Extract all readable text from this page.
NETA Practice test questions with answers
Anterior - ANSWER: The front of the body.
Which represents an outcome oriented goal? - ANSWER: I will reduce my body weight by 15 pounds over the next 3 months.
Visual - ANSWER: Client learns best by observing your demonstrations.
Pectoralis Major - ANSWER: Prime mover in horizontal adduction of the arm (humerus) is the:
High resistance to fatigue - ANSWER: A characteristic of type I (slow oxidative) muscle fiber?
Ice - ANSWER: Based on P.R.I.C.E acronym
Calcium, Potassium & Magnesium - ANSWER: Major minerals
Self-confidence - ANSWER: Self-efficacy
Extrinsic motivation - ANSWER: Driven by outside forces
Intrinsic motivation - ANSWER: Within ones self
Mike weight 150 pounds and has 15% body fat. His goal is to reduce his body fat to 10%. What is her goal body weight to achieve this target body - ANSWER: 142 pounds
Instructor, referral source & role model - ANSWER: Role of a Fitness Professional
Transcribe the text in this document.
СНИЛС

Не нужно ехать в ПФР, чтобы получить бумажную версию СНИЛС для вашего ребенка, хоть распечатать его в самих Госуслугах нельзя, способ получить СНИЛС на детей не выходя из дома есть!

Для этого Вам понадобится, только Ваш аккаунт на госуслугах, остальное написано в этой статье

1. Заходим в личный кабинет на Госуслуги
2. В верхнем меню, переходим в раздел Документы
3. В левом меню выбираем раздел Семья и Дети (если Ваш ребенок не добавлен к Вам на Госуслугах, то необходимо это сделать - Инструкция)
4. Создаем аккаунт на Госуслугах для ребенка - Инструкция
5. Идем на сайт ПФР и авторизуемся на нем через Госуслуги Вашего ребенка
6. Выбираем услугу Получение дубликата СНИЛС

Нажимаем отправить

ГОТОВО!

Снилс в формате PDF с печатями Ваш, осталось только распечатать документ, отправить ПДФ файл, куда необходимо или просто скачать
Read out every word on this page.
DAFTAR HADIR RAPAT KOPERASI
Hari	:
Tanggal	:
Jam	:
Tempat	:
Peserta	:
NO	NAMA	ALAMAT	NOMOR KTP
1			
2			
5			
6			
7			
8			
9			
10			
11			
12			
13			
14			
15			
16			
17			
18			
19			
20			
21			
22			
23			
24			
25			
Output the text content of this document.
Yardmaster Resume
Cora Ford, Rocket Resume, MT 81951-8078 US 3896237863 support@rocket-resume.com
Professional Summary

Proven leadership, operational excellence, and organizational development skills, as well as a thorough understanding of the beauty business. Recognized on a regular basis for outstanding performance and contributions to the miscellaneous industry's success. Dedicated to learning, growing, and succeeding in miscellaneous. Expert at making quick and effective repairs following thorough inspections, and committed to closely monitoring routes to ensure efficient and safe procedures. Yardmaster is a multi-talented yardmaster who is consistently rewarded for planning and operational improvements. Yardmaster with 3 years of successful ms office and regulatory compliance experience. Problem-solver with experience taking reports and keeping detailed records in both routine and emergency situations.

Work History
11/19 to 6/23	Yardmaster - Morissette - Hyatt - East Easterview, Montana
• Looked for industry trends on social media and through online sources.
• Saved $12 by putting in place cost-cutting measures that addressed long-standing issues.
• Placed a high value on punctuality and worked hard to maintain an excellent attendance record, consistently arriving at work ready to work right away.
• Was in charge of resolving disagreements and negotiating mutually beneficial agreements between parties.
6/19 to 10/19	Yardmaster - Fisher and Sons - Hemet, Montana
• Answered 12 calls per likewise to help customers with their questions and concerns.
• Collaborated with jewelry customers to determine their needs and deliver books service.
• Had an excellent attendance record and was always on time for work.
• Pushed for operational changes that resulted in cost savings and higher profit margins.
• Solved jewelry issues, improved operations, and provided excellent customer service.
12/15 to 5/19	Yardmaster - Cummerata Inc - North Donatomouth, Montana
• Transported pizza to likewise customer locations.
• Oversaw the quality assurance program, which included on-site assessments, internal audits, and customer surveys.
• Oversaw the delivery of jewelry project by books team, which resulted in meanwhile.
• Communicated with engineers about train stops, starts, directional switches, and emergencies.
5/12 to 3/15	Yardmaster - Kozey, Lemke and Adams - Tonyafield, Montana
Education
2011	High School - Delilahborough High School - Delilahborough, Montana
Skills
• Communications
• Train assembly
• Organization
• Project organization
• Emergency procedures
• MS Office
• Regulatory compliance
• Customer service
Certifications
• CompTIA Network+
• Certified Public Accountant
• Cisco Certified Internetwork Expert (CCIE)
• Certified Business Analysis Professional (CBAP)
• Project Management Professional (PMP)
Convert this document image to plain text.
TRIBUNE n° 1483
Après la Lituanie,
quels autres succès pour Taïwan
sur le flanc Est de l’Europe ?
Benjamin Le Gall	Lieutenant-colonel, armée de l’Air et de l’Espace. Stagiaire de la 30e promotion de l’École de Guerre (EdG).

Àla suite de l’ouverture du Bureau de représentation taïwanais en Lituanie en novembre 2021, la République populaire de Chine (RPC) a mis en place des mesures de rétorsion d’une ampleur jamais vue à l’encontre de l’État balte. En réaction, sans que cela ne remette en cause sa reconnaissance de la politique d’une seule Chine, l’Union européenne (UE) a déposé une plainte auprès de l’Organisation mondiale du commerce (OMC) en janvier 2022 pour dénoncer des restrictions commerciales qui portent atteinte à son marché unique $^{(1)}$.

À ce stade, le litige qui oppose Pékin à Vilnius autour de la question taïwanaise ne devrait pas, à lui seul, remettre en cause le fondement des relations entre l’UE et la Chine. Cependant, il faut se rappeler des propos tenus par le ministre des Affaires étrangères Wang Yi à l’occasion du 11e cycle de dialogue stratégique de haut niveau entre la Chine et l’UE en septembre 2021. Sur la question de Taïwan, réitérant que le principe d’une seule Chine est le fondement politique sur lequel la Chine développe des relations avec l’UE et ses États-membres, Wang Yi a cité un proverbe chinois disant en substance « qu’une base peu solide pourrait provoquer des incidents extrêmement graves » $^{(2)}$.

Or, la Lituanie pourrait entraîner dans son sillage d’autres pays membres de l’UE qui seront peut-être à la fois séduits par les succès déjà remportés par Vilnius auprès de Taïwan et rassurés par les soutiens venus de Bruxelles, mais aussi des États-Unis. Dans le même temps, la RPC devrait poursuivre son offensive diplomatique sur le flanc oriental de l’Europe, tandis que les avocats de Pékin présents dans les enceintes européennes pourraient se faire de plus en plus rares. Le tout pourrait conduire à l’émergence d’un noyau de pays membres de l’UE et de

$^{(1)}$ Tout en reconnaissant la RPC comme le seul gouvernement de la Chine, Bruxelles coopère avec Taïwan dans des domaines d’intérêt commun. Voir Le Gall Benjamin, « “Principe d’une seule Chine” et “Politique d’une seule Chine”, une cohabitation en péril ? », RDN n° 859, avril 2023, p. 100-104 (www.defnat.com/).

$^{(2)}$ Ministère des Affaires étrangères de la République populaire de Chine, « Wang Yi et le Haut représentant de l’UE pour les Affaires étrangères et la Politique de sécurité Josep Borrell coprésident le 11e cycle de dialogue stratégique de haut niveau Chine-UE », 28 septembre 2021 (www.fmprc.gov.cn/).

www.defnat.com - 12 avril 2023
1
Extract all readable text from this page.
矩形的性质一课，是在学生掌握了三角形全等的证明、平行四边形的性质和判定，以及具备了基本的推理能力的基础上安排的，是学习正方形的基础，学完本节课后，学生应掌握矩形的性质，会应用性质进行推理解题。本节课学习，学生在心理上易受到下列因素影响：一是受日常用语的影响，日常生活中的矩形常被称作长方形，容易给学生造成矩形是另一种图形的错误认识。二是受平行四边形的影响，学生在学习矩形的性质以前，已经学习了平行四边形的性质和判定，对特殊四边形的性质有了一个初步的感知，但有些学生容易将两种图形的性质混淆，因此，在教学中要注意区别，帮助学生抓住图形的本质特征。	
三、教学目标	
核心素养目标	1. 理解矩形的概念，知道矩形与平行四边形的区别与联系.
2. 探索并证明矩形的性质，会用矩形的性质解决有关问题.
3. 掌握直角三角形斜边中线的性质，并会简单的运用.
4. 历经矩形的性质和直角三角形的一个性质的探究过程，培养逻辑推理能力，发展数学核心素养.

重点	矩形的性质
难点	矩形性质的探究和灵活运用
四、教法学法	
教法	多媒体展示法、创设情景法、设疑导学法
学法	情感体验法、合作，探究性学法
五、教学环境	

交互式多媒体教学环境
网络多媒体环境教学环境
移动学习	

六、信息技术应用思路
********************
### Written request
Within the material above, find the lines that contain the word "аккаунт"; copy them.

### Response below
Для этого Вам понадобится, только Ваш аккаунт на госуслугах, остальное написано в этой статье
4. Создаем аккаунт на Госуслугах для ребенка - Инструкция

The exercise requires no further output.